• TASK:
Quote the listing below word for word, from its very first line down to and including the line that contains "series-line-control bbox=[220, 729, 963, 1042]".

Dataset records
⟨

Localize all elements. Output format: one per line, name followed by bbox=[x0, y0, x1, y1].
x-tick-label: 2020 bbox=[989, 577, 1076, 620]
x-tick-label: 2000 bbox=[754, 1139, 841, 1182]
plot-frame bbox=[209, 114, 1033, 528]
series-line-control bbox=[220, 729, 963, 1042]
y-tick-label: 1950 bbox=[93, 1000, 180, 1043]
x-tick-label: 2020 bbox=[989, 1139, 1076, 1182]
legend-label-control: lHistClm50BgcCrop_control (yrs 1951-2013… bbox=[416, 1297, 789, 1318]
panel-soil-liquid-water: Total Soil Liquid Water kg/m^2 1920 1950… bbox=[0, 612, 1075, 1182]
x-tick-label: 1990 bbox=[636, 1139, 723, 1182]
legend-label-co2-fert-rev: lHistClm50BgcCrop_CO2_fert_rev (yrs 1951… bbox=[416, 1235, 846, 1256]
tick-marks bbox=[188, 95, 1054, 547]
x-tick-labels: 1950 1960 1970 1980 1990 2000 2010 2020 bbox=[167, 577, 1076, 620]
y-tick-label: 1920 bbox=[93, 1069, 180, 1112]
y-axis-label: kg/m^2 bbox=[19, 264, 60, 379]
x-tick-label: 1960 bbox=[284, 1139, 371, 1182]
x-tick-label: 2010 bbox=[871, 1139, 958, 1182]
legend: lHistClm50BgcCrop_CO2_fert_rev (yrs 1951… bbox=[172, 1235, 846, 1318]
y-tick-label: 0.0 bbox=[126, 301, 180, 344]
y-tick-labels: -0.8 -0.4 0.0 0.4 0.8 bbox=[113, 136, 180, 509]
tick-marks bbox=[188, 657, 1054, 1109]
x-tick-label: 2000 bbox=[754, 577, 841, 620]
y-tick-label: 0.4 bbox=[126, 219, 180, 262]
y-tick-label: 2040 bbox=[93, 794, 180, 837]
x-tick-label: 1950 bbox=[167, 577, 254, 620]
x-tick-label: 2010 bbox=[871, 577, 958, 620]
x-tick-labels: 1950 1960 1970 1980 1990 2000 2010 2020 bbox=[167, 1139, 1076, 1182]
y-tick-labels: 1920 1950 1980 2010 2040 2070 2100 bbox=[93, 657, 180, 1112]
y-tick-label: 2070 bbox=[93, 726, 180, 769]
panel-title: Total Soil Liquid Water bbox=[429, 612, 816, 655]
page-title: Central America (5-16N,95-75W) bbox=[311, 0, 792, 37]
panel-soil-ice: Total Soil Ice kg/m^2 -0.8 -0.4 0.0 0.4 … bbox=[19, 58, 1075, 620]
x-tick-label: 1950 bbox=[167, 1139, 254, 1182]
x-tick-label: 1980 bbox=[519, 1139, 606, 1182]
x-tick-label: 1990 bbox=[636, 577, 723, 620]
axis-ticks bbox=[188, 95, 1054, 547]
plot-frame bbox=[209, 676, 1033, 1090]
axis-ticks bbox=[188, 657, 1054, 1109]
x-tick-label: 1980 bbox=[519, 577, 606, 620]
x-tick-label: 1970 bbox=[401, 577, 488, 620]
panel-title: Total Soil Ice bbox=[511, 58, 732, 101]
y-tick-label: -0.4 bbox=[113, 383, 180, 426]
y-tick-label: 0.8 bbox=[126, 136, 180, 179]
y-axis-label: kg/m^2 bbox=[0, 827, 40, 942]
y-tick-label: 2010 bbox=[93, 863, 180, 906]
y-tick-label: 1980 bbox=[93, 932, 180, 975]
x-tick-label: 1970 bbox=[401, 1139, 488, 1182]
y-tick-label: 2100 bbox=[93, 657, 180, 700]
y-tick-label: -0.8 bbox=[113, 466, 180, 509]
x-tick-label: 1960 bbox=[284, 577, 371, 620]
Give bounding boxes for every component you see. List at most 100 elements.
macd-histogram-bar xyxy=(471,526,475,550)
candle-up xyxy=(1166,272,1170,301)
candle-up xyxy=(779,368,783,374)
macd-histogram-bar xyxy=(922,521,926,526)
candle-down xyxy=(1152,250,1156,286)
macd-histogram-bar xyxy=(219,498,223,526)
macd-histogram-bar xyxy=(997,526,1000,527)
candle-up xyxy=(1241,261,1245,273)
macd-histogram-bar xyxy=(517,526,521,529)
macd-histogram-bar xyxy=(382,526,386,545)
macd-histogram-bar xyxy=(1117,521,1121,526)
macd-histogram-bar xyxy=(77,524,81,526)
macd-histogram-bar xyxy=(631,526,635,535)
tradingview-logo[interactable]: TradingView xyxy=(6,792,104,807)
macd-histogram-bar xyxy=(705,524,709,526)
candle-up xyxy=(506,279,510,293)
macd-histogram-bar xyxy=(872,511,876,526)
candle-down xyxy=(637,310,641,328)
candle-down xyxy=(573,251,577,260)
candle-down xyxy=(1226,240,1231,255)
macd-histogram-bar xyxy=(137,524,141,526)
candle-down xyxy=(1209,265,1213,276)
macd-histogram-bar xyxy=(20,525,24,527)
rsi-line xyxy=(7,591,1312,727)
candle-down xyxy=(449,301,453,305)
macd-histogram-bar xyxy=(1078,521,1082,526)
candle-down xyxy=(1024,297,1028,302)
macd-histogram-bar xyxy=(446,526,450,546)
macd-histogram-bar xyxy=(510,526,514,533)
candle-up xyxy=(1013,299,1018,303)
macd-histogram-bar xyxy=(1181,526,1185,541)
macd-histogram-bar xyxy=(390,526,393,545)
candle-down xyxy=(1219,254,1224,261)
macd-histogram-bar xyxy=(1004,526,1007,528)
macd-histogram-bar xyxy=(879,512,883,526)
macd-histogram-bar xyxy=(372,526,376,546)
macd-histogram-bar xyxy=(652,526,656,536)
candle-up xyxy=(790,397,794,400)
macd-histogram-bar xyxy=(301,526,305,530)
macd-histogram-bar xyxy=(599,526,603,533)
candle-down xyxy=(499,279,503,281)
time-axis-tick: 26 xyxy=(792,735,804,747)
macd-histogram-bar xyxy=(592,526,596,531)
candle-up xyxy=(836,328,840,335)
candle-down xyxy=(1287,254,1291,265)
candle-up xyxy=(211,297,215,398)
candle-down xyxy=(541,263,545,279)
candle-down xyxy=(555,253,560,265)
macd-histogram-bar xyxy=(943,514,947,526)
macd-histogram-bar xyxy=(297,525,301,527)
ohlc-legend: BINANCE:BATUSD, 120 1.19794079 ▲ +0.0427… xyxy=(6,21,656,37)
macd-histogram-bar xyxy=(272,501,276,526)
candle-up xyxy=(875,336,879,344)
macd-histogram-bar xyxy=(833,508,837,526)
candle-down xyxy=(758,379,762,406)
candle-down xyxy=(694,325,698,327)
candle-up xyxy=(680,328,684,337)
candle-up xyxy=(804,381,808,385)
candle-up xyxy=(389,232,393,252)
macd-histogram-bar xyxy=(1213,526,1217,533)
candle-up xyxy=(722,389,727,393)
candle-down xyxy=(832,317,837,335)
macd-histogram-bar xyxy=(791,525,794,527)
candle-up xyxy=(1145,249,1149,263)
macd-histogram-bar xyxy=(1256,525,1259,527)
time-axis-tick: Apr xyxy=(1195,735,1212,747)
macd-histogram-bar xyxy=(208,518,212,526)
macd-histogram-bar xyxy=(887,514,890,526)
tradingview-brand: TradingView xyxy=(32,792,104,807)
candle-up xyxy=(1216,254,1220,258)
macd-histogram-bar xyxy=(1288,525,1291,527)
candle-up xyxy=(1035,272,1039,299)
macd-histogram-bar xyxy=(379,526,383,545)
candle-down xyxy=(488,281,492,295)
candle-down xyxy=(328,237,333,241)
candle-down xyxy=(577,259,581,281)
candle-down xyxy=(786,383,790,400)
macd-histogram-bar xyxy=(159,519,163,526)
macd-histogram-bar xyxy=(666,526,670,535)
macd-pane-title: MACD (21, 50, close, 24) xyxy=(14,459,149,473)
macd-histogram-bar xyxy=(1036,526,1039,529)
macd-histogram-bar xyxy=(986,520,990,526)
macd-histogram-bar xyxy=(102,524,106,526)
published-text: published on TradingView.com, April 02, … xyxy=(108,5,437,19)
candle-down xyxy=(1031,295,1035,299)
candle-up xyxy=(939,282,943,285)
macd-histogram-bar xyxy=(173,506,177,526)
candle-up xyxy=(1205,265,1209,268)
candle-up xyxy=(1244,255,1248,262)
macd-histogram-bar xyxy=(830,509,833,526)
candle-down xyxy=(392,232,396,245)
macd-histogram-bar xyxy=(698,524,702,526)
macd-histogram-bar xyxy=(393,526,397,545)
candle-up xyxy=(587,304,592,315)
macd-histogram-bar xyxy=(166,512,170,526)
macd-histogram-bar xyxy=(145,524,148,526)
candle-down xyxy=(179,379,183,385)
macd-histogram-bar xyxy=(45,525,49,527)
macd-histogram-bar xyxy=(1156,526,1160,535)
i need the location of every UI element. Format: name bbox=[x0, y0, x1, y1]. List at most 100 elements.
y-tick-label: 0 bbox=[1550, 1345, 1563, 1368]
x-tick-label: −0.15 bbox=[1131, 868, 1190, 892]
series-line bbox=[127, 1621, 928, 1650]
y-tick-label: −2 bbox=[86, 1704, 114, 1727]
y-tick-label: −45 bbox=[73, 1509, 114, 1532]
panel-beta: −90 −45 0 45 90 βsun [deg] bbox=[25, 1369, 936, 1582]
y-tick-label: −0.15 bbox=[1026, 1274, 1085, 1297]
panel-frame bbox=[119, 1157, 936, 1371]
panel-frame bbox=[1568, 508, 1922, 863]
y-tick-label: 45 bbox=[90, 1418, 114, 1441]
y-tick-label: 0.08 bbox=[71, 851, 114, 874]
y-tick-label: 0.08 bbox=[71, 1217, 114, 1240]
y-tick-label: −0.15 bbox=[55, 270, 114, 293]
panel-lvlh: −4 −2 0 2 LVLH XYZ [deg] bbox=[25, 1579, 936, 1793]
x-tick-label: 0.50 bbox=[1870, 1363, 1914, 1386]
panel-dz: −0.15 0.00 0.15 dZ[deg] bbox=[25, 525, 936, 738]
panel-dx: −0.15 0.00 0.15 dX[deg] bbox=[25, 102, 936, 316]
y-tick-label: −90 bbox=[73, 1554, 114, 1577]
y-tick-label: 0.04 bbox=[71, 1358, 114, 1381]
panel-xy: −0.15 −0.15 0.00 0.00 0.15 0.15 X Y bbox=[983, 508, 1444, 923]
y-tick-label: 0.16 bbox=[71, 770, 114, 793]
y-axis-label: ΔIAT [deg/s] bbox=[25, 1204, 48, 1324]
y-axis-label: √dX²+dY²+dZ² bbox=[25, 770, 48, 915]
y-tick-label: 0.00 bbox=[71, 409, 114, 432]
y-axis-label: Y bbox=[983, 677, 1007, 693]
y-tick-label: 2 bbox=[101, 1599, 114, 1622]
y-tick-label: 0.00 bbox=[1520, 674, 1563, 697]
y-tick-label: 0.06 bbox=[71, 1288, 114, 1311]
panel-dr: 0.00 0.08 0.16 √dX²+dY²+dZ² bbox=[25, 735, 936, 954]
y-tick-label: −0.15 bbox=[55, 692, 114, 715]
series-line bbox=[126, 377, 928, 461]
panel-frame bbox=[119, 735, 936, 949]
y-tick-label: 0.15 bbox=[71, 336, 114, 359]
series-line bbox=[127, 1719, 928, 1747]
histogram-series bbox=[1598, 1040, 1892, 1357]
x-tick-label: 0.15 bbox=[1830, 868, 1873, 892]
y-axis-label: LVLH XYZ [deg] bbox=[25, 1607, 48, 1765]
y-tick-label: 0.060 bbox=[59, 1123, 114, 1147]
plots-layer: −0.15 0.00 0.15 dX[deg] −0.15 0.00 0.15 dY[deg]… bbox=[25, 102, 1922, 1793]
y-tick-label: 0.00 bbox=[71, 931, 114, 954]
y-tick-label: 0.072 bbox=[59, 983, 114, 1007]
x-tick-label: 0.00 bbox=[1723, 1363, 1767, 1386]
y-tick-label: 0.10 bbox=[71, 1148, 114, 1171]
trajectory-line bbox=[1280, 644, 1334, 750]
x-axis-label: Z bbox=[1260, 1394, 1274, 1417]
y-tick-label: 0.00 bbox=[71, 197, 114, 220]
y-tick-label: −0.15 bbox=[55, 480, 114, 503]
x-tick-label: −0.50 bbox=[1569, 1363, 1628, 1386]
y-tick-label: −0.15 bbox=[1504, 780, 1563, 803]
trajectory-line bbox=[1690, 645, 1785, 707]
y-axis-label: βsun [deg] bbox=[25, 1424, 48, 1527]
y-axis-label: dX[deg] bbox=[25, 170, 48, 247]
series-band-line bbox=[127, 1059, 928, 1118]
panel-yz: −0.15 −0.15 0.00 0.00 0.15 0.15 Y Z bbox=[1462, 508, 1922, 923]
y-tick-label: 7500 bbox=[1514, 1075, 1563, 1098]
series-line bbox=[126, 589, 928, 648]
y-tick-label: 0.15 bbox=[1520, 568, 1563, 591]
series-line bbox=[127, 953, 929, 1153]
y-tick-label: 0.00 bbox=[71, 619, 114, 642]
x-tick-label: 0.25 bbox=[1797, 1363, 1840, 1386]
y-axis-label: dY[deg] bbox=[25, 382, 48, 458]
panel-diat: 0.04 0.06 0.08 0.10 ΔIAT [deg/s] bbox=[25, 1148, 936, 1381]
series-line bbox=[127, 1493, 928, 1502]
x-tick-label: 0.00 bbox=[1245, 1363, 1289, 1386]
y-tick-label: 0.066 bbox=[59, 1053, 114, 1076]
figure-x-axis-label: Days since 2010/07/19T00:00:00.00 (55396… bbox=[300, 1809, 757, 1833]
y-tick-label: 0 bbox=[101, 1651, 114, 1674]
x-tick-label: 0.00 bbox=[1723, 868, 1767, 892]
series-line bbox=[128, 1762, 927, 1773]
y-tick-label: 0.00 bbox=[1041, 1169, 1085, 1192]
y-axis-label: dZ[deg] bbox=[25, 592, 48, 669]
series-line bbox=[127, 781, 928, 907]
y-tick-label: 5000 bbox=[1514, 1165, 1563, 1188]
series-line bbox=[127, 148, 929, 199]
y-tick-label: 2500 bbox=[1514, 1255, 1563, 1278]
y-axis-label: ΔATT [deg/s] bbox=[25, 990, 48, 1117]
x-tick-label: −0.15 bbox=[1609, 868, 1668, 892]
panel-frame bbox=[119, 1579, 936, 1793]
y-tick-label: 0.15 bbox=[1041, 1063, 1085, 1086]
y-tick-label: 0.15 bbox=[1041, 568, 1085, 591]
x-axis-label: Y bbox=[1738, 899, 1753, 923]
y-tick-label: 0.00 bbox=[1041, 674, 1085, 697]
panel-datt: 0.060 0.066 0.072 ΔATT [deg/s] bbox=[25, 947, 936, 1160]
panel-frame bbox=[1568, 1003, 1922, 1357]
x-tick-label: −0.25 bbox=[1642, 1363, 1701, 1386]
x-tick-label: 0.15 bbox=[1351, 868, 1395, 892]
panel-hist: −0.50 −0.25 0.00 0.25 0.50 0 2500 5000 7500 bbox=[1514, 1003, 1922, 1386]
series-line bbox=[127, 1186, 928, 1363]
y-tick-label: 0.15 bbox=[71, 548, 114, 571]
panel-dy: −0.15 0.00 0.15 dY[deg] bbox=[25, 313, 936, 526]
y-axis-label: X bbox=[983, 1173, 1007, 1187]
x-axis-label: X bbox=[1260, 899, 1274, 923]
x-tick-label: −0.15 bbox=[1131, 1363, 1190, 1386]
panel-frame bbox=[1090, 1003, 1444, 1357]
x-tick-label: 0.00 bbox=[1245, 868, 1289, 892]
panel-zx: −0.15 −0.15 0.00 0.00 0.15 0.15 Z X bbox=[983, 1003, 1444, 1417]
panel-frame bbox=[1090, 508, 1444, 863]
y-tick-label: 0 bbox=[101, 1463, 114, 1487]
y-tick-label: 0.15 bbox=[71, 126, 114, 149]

⟩

• TASK RESPONSE:
Localize all elements. Output format: one per line, name followed by bbox=[x0, y0, x1, y1].
x-tick-label: 2020 bbox=[989, 577, 1076, 620]
x-tick-label: 2000 bbox=[754, 1139, 841, 1182]
plot-frame bbox=[209, 114, 1033, 528]
series-line-control bbox=[220, 729, 963, 1042]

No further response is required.